### STATED TASK
Scan each line of the records for the word "information" and extract the ones that have it.

### TASK MATERIAL
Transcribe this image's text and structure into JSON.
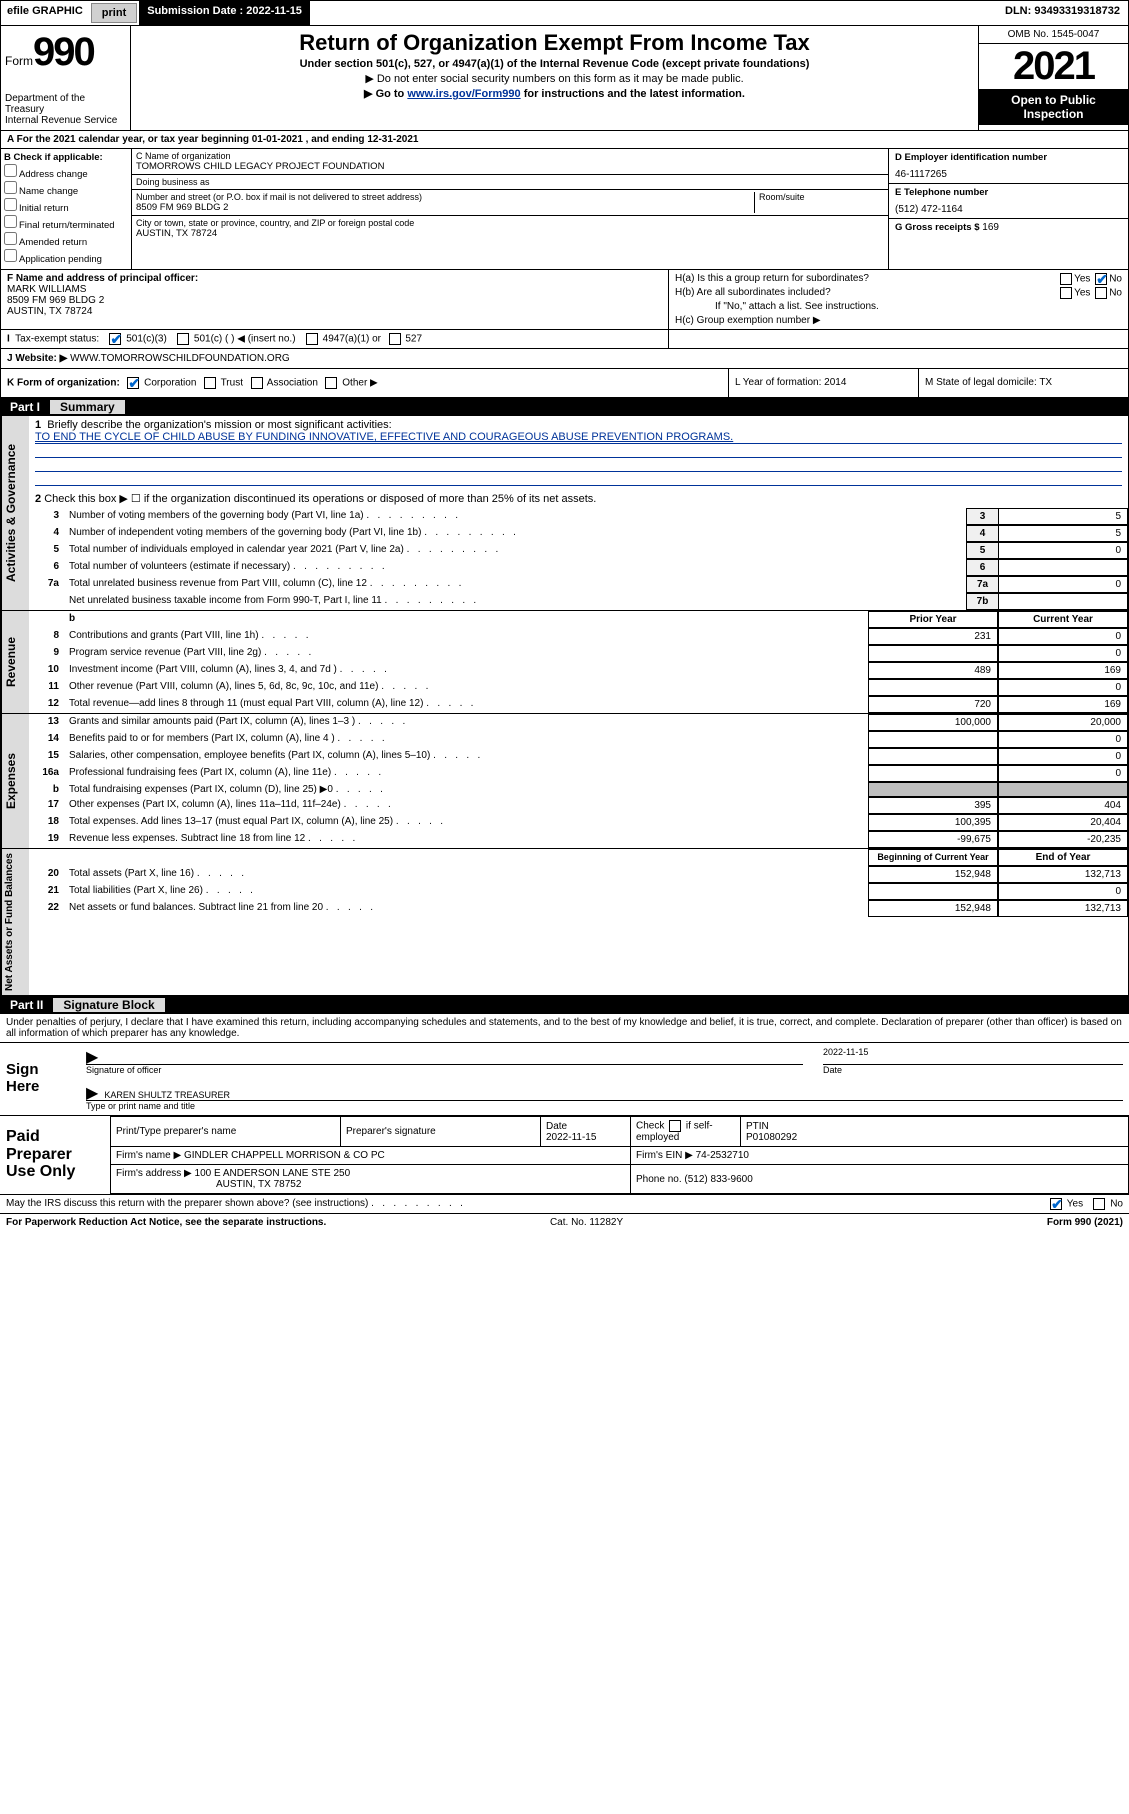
{
  "topbar": {
    "efile": "efile GRAPHIC",
    "print": "print",
    "sub_label": "Submission Date : 2022-11-15",
    "dln": "DLN: 93493319318732"
  },
  "header": {
    "form_label": "Form",
    "form_num": "990",
    "dept": "Department of the Treasury\nInternal Revenue Service",
    "title": "Return of Organization Exempt From Income Tax",
    "sub1": "Under section 501(c), 527, or 4947(a)(1) of the Internal Revenue Code (except private foundations)",
    "sub2": "▶ Do not enter social security numbers on this form as it may be made public.",
    "sub3_a": "▶ Go to ",
    "sub3_link": "www.irs.gov/Form990",
    "sub3_b": " for instructions and the latest information.",
    "omb": "OMB No. 1545-0047",
    "year": "2021",
    "open": "Open to Public Inspection"
  },
  "rowA": "A For the 2021 calendar year, or tax year beginning 01-01-2021   , and ending 12-31-2021",
  "boxB": {
    "label": "B Check if applicable:",
    "opts": [
      "Address change",
      "Name change",
      "Initial return",
      "Final return/terminated",
      "Amended return",
      "Application pending"
    ]
  },
  "boxC": {
    "name_lbl": "C Name of organization",
    "name": "TOMORROWS CHILD LEGACY PROJECT FOUNDATION",
    "dba_lbl": "Doing business as",
    "addr_lbl": "Number and street (or P.O. box if mail is not delivered to street address)",
    "addr": "8509 FM 969 BLDG 2",
    "room_lbl": "Room/suite",
    "city_lbl": "City or town, state or province, country, and ZIP or foreign postal code",
    "city": "AUSTIN, TX  78724"
  },
  "boxD": {
    "lbl": "D Employer identification number",
    "val": "46-1117265"
  },
  "boxE": {
    "lbl": "E Telephone number",
    "val": "(512) 472-1164"
  },
  "boxG": {
    "lbl": "G Gross receipts $",
    "val": "169"
  },
  "boxF": {
    "lbl": "F Name and address of principal officer:",
    "name": "MARK WILLIAMS",
    "addr": "8509 FM 969 BLDG 2\nAUSTIN, TX  78724"
  },
  "boxH": {
    "ha": "H(a)  Is this a group return for subordinates?",
    "hb": "H(b)  Are all subordinates included?",
    "hb_note": "If \"No,\" attach a list. See instructions.",
    "hc": "H(c)  Group exemption number ▶",
    "yes": "Yes",
    "no": "No"
  },
  "rowI": {
    "lbl": "I",
    "txt": "Tax-exempt status:",
    "o1": "501(c)(3)",
    "o2": "501(c) (  ) ◀ (insert no.)",
    "o3": "4947(a)(1) or",
    "o4": "527"
  },
  "rowJ": {
    "lbl": "J",
    "txt": "Website: ▶",
    "val": "WWW.TOMORROWSCHILDFOUNDATION.ORG"
  },
  "rowK": {
    "lbl": "K Form of organization:",
    "o1": "Corporation",
    "o2": "Trust",
    "o3": "Association",
    "o4": "Other ▶",
    "L": "L Year of formation: 2014",
    "M": "M State of legal domicile: TX"
  },
  "part1": {
    "num": "Part I",
    "title": "Summary"
  },
  "q1": {
    "num": "1",
    "txt": "Briefly describe the organization's mission or most significant activities:",
    "mission": "TO END THE CYCLE OF CHILD ABUSE BY FUNDING INNOVATIVE, EFFECTIVE AND COURAGEOUS ABUSE PREVENTION PROGRAMS."
  },
  "gov": {
    "label": "Activities & Governance",
    "q2": "Check this box ▶ ☐  if the organization discontinued its operations or disposed of more than 25% of its net assets.",
    "rows": [
      {
        "n": "3",
        "t": "Number of voting members of the governing body (Part VI, line 1a)",
        "c": "3",
        "v": "5"
      },
      {
        "n": "4",
        "t": "Number of independent voting members of the governing body (Part VI, line 1b)",
        "c": "4",
        "v": "5"
      },
      {
        "n": "5",
        "t": "Total number of individuals employed in calendar year 2021 (Part V, line 2a)",
        "c": "5",
        "v": "0"
      },
      {
        "n": "6",
        "t": "Total number of volunteers (estimate if necessary)",
        "c": "6",
        "v": ""
      },
      {
        "n": "7a",
        "t": "Total unrelated business revenue from Part VIII, column (C), line 12",
        "c": "7a",
        "v": "0"
      },
      {
        "n": "",
        "t": "Net unrelated business taxable income from Form 990-T, Part I, line 11",
        "c": "7b",
        "v": ""
      }
    ]
  },
  "rev": {
    "label": "Revenue",
    "hdr_prior": "Prior Year",
    "hdr_curr": "Current Year",
    "rows": [
      {
        "n": "8",
        "t": "Contributions and grants (Part VIII, line 1h)",
        "p": "231",
        "c": "0"
      },
      {
        "n": "9",
        "t": "Program service revenue (Part VIII, line 2g)",
        "p": "",
        "c": "0"
      },
      {
        "n": "10",
        "t": "Investment income (Part VIII, column (A), lines 3, 4, and 7d )",
        "p": "489",
        "c": "169"
      },
      {
        "n": "11",
        "t": "Other revenue (Part VIII, column (A), lines 5, 6d, 8c, 9c, 10c, and 11e)",
        "p": "",
        "c": "0"
      },
      {
        "n": "12",
        "t": "Total revenue—add lines 8 through 11 (must equal Part VIII, column (A), line 12)",
        "p": "720",
        "c": "169"
      }
    ]
  },
  "exp": {
    "label": "Expenses",
    "rows": [
      {
        "n": "13",
        "t": "Grants and similar amounts paid (Part IX, column (A), lines 1–3 )",
        "p": "100,000",
        "c": "20,000"
      },
      {
        "n": "14",
        "t": "Benefits paid to or for members (Part IX, column (A), line 4 )",
        "p": "",
        "c": "0"
      },
      {
        "n": "15",
        "t": "Salaries, other compensation, employee benefits (Part IX, column (A), lines 5–10)",
        "p": "",
        "c": "0"
      },
      {
        "n": "16a",
        "t": "Professional fundraising fees (Part IX, column (A), line 11e)",
        "p": "",
        "c": "0"
      },
      {
        "n": "b",
        "t": "Total fundraising expenses (Part IX, column (D), line 25) ▶0",
        "p": "grey",
        "c": "grey",
        "grey": true
      },
      {
        "n": "17",
        "t": "Other expenses (Part IX, column (A), lines 11a–11d, 11f–24e)",
        "p": "395",
        "c": "404"
      },
      {
        "n": "18",
        "t": "Total expenses. Add lines 13–17 (must equal Part IX, column (A), line 25)",
        "p": "100,395",
        "c": "20,404"
      },
      {
        "n": "19",
        "t": "Revenue less expenses. Subtract line 18 from line 12",
        "p": "-99,675",
        "c": "-20,235"
      }
    ]
  },
  "net": {
    "label": "Net Assets or Fund Balances",
    "hdr_beg": "Beginning of Current Year",
    "hdr_end": "End of Year",
    "rows": [
      {
        "n": "20",
        "t": "Total assets (Part X, line 16)",
        "p": "152,948",
        "c": "132,713"
      },
      {
        "n": "21",
        "t": "Total liabilities (Part X, line 26)",
        "p": "",
        "c": "0"
      },
      {
        "n": "22",
        "t": "Net assets or fund balances. Subtract line 21 from line 20",
        "p": "152,948",
        "c": "132,713"
      }
    ]
  },
  "part2": {
    "num": "Part II",
    "title": "Signature Block"
  },
  "decl": "Under penalties of perjury, I declare that I have examined this return, including accompanying schedules and statements, and to the best of my knowledge and belief, it is true, correct, and complete. Declaration of preparer (other than officer) is based on all information of which preparer has any knowledge.",
  "sign": {
    "lbl": "Sign Here",
    "sig_lbl": "Signature of officer",
    "date": "2022-11-15",
    "date_lbl": "Date",
    "name": "KAREN SHULTZ  TREASURER",
    "name_lbl": "Type or print name and title"
  },
  "paid": {
    "lbl": "Paid Preparer Use Only",
    "h1": "Print/Type preparer's name",
    "h2": "Preparer's signature",
    "h3": "Date",
    "h3v": "2022-11-15",
    "h4a": "Check",
    "h4b": "if self-employed",
    "h5": "PTIN",
    "h5v": "P01080292",
    "firm_lbl": "Firm's name    ▶",
    "firm": "GINDLER CHAPPELL MORRISON & CO PC",
    "ein_lbl": "Firm's EIN ▶",
    "ein": "74-2532710",
    "addr_lbl": "Firm's address ▶",
    "addr": "100 E ANDERSON LANE STE 250",
    "addr2": "AUSTIN, TX  78752",
    "phone_lbl": "Phone no.",
    "phone": "(512) 833-9600"
  },
  "discuss": {
    "txt": "May the IRS discuss this return with the preparer shown above? (see instructions)",
    "yes": "Yes",
    "no": "No"
  },
  "footer": {
    "paperwork": "For Paperwork Reduction Act Notice, see the separate instructions.",
    "cat": "Cat. No. 11282Y",
    "form": "Form 990 (2021)"
  }
}
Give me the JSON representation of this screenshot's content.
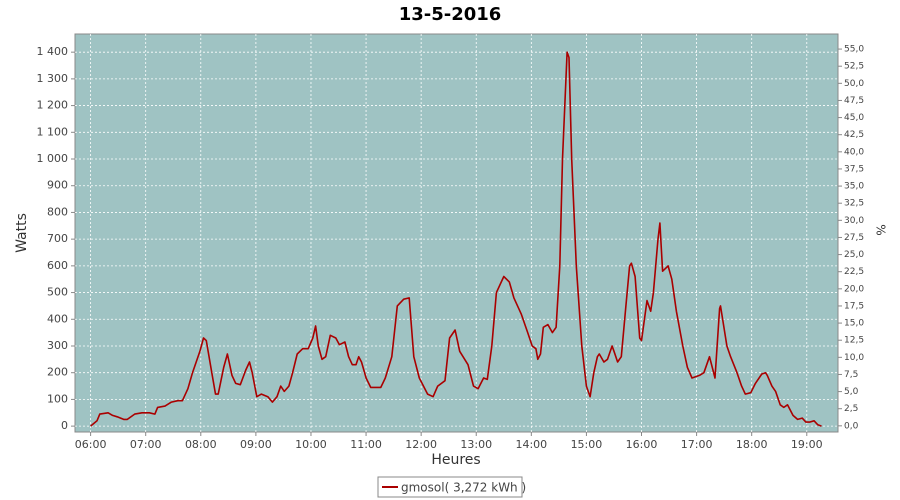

### SOLUTION TO THE PROBLEM
    "sub3_b": " for instructions and the latest information.",
  "decl": "Under penalties of perjury, I declare that I have examined this return, including accompanying schedules and statements, and to the best of my knowledge and belief, it is true, correct, and complete. Declaration of preparer (other than officer) is based on all information of which preparer has any knowledge.",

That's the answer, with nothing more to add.